▶ **Task goal**
Track down the lines that contain "JSON" and copy them.

▶ **A block of data**
--------------------

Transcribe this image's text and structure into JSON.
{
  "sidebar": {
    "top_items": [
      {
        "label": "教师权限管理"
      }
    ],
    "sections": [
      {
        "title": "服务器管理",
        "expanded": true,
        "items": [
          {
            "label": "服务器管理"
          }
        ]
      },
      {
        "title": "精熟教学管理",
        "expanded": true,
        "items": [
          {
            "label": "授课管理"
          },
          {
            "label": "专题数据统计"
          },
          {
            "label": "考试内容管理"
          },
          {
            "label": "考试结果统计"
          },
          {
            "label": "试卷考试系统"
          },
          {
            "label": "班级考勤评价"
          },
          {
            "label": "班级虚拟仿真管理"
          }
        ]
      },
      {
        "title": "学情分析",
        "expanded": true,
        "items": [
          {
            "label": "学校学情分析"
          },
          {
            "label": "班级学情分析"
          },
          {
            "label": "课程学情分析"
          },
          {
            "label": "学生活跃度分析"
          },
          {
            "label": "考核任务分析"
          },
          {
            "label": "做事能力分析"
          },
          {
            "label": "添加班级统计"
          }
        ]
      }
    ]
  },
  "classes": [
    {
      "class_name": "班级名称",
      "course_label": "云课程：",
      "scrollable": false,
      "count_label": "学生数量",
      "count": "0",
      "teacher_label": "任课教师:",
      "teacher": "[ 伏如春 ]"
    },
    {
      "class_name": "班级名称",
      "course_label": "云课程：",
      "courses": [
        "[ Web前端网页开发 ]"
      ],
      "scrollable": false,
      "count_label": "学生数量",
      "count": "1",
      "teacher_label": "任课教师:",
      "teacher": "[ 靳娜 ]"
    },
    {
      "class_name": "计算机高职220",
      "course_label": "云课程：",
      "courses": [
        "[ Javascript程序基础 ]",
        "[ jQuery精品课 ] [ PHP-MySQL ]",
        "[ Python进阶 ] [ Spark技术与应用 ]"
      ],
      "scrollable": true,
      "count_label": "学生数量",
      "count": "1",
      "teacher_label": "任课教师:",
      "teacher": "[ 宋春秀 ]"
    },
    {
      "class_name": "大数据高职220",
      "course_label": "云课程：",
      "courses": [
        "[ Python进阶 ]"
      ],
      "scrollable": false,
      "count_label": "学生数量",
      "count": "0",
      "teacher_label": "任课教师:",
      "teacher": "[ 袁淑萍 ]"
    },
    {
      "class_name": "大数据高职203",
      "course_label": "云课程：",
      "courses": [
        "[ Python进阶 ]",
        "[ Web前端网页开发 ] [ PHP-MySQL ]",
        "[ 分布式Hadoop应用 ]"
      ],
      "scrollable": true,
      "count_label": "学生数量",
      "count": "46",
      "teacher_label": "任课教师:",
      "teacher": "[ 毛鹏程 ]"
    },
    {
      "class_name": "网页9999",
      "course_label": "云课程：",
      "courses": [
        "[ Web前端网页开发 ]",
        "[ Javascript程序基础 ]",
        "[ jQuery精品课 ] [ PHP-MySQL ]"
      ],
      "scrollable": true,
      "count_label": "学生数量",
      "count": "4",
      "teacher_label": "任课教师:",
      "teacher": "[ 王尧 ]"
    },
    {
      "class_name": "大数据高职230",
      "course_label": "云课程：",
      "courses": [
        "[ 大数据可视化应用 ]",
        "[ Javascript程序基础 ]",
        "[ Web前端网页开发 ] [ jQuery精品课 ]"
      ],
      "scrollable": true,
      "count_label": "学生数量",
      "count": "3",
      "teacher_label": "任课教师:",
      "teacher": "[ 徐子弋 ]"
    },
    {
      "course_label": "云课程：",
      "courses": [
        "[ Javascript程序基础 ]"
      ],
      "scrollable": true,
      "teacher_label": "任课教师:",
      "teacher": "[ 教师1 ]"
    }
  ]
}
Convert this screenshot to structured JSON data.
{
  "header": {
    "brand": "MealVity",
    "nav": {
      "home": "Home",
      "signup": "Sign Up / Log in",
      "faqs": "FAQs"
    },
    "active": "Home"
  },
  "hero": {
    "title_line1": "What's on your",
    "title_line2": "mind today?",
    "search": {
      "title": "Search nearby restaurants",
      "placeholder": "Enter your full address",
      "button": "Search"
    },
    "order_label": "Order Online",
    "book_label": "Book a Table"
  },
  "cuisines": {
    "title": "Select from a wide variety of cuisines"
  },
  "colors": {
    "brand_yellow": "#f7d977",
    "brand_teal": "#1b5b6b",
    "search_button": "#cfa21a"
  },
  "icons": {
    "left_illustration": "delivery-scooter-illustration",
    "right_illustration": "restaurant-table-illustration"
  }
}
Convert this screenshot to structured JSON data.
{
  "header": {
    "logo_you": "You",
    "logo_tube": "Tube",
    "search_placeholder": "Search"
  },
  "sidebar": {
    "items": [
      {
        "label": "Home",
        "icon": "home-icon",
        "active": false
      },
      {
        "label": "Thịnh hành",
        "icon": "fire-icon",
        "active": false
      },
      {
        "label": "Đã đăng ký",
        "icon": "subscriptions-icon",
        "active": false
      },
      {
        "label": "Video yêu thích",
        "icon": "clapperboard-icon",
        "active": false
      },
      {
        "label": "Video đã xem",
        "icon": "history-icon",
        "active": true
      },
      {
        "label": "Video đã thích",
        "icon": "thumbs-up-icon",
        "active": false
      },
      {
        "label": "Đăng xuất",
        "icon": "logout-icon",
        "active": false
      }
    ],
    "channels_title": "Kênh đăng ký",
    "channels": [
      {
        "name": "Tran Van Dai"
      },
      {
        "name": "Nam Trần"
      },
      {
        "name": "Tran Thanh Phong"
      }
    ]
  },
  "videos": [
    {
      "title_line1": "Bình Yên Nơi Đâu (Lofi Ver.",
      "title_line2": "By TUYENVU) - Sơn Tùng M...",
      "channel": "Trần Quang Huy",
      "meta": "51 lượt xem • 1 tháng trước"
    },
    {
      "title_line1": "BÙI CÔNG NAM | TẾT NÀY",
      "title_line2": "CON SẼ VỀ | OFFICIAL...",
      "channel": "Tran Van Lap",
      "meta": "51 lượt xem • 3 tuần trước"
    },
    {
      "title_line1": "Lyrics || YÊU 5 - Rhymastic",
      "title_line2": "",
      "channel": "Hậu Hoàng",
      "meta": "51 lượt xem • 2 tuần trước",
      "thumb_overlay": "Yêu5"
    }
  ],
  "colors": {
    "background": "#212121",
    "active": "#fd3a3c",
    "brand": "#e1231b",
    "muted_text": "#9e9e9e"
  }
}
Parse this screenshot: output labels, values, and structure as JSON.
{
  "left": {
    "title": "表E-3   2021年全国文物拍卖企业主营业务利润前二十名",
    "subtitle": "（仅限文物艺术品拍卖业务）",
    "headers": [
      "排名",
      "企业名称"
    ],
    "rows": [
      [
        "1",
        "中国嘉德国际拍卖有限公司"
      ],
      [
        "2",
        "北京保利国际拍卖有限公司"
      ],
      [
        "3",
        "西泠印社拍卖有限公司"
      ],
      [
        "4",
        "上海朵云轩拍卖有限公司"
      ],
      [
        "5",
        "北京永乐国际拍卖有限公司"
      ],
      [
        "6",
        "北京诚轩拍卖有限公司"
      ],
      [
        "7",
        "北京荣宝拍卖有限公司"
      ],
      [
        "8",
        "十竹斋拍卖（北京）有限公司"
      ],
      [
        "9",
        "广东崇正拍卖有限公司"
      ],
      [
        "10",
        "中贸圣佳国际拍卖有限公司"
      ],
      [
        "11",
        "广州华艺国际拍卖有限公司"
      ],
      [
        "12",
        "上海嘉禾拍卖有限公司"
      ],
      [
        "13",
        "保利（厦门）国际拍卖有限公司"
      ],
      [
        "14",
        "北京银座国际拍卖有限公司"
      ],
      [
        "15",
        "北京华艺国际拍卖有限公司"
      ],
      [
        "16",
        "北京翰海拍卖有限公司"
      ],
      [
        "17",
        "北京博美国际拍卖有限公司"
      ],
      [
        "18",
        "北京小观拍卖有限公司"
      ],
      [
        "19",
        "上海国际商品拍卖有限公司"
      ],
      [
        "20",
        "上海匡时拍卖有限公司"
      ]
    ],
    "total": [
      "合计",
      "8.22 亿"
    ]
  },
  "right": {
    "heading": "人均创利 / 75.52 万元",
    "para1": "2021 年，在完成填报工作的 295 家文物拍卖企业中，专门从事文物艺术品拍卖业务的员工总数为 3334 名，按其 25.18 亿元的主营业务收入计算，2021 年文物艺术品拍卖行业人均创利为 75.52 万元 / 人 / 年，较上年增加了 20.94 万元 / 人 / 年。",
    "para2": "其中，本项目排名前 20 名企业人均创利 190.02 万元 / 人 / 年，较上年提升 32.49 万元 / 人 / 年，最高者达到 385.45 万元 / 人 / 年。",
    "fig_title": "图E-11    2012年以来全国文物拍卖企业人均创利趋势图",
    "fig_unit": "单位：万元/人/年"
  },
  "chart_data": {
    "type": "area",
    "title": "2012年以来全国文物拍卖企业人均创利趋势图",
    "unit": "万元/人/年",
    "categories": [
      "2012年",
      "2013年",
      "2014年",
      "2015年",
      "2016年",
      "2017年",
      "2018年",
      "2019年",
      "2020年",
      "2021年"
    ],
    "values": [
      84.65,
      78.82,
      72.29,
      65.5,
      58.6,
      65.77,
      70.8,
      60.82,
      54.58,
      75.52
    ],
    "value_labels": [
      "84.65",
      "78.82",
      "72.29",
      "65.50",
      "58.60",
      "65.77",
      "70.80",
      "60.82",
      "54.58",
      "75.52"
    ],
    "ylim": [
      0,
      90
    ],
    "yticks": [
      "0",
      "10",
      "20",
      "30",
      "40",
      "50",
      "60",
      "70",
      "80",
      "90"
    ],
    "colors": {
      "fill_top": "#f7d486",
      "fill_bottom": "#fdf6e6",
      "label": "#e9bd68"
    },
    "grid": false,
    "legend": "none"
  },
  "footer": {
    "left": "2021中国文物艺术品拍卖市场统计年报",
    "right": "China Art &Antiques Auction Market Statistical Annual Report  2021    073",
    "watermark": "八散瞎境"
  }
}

--------------------

▶ **Finished task**
Transcribe this image's text and structure into JSON.
Convert this screenshot to structured JSON data.
Convert this screenshot to structured JSON data.
Parse this screenshot: output labels, values, and structure as JSON.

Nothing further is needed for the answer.